"""

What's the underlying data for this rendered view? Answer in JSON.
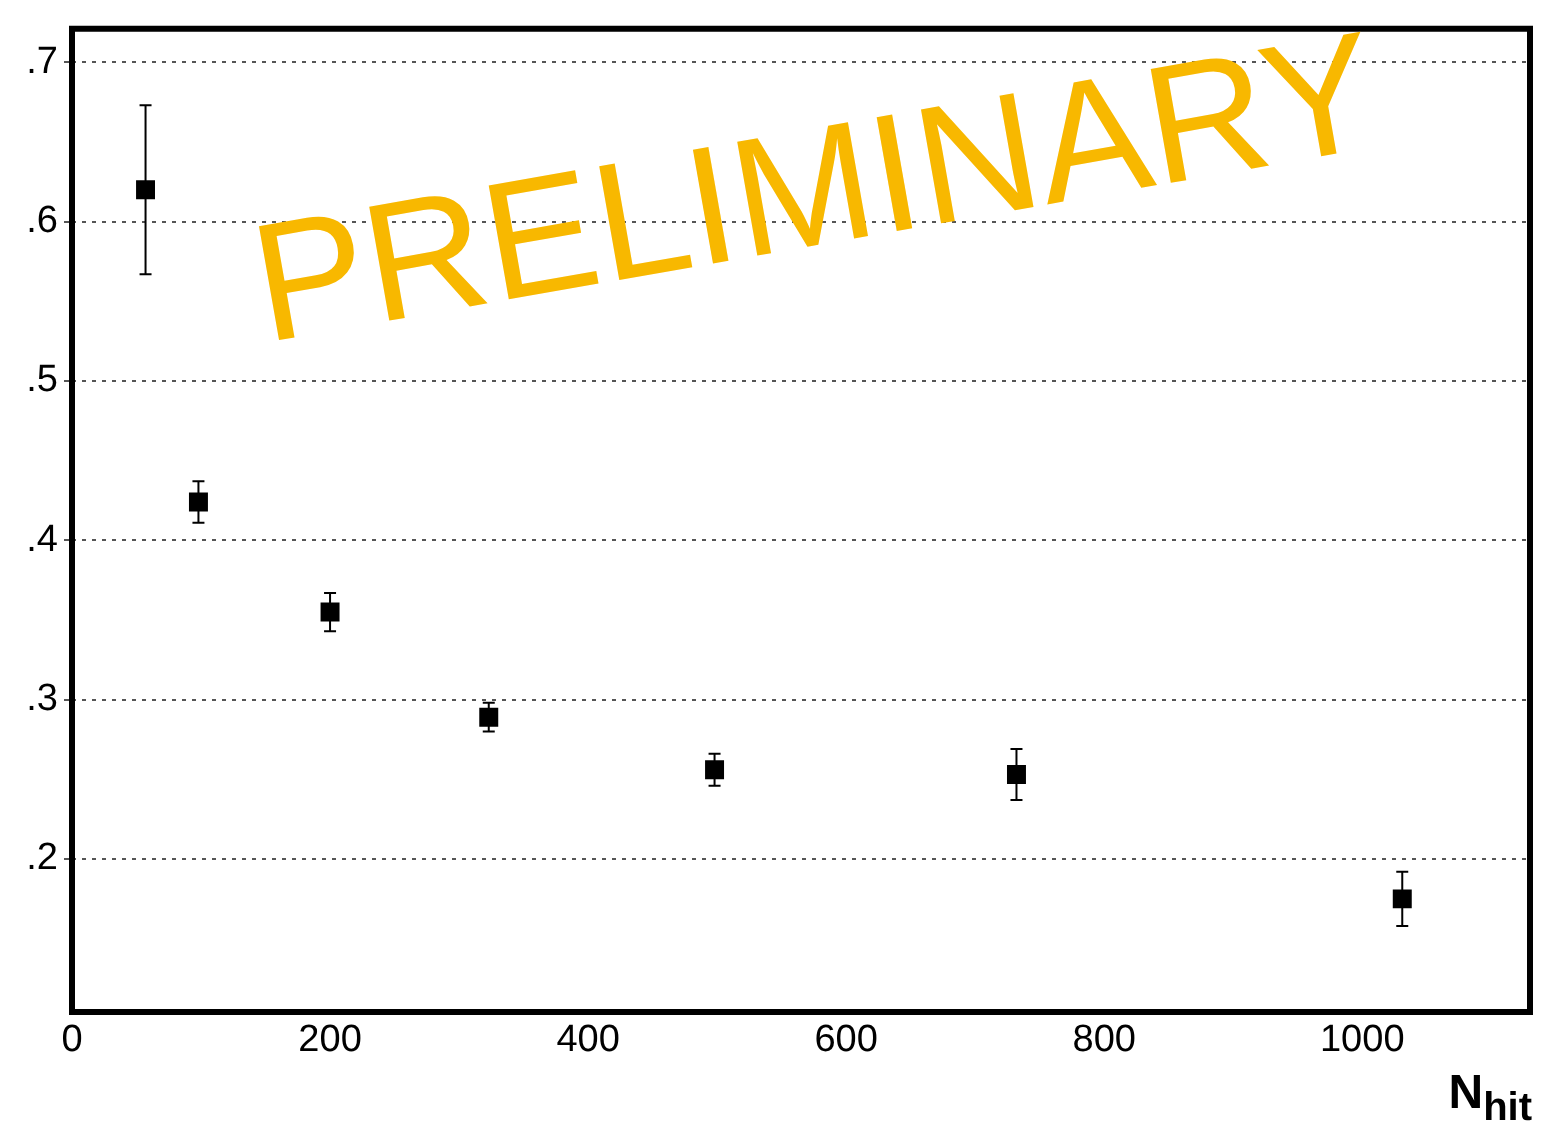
{
  "chart_data": {
    "type": "scatter",
    "xlabel": "N$_{hit}$",
    "annotations": [
      "PRELIMINARY"
    ],
    "x": [
      57,
      98,
      200,
      323,
      498,
      732,
      1031
    ],
    "series": [
      {
        "color": "#000000",
        "values": [
          0.62,
          0.424,
          0.355,
          0.289,
          0.256,
          0.253,
          0.175
        ],
        "errors": [
          0.053,
          0.013,
          0.012,
          0.009,
          0.01,
          0.016,
          0.017
        ]
      }
    ],
    "xlim": [
      0,
      1130
    ],
    "xticks": [
      0,
      200,
      400,
      600,
      800,
      1000
    ],
    "ylim": [
      0.104,
      0.721
    ],
    "yticks": [
      {
        "value": 0.2,
        "label": ".2"
      },
      {
        "value": 0.3,
        "label": ".3"
      },
      {
        "value": 0.4,
        "label": ".4"
      },
      {
        "value": 0.5,
        "label": ".5"
      },
      {
        "value": 0.6,
        "label": ".6"
      },
      {
        "value": 0.7,
        "label": ".7"
      }
    ],
    "grid": "y",
    "marker": "square",
    "legend": false
  }
}
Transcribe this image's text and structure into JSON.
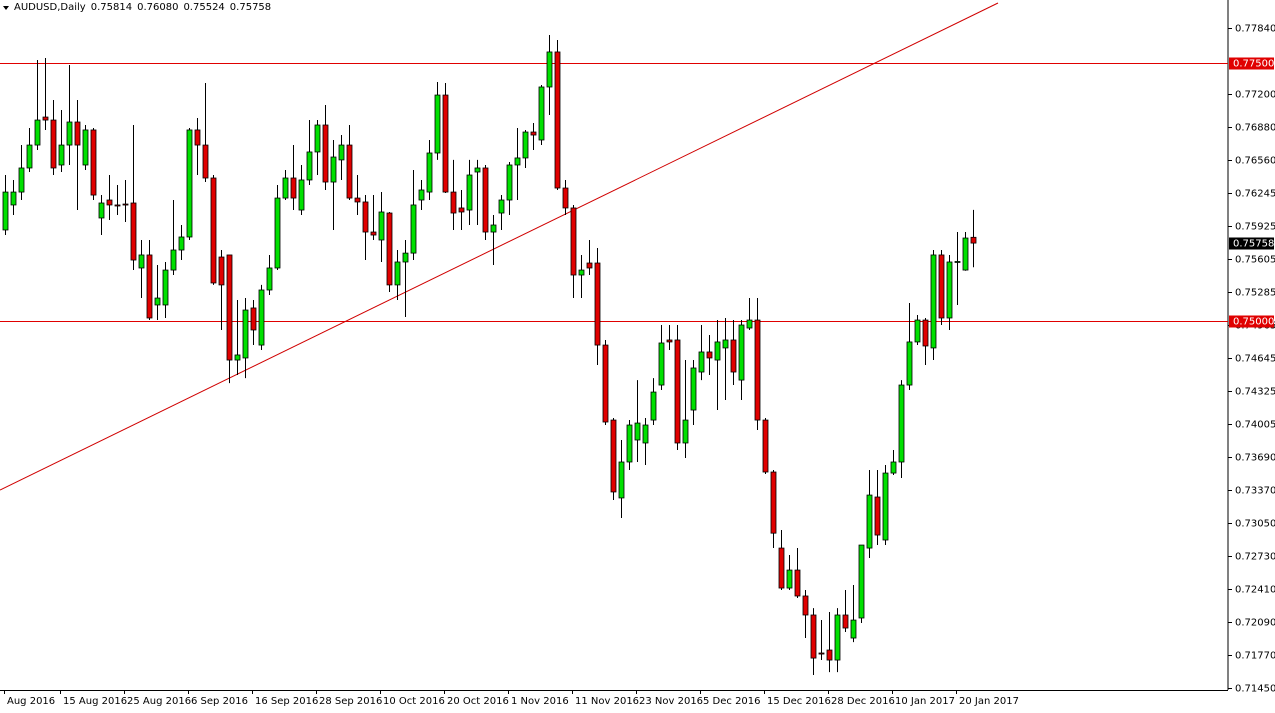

"""

* [Required work]
The listing above must be printed again exactly, minus its pictures.

* [Solved exercise]
What's the underlying data for this rendered view? Answer in JSON.
{
  "chart_data": {
    "type": "scatter",
    "xlabel": "N$_{hit}$",
    "annotations": [
      "PRELIMINARY"
    ],
    "x": [
      57,
      98,
      200,
      323,
      498,
      732,
      1031
    ],
    "series": [
      {
        "color": "#000000",
        "values": [
          0.62,
          0.424,
          0.355,
          0.289,
          0.256,
          0.253,
          0.175
        ],
        "errors": [
          0.053,
          0.013,
          0.012,
          0.009,
          0.01,
          0.016,
          0.017
        ]
      }
    ],
    "xlim": [
      0,
      1130
    ],
    "xticks": [
      0,
      200,
      400,
      600,
      800,
      1000
    ],
    "ylim": [
      0.104,
      0.721
    ],
    "yticks": [
      {
        "value": 0.2,
        "label": ".2"
      },
      {
        "value": 0.3,
        "label": ".3"
      },
      {
        "value": 0.4,
        "label": ".4"
      },
      {
        "value": 0.5,
        "label": ".5"
      },
      {
        "value": 0.6,
        "label": ".6"
      },
      {
        "value": 0.7,
        "label": ".7"
      }
    ],
    "grid": "y",
    "marker": "square",
    "legend": false
  }
}
Transcribe this image's text and structure into JSON.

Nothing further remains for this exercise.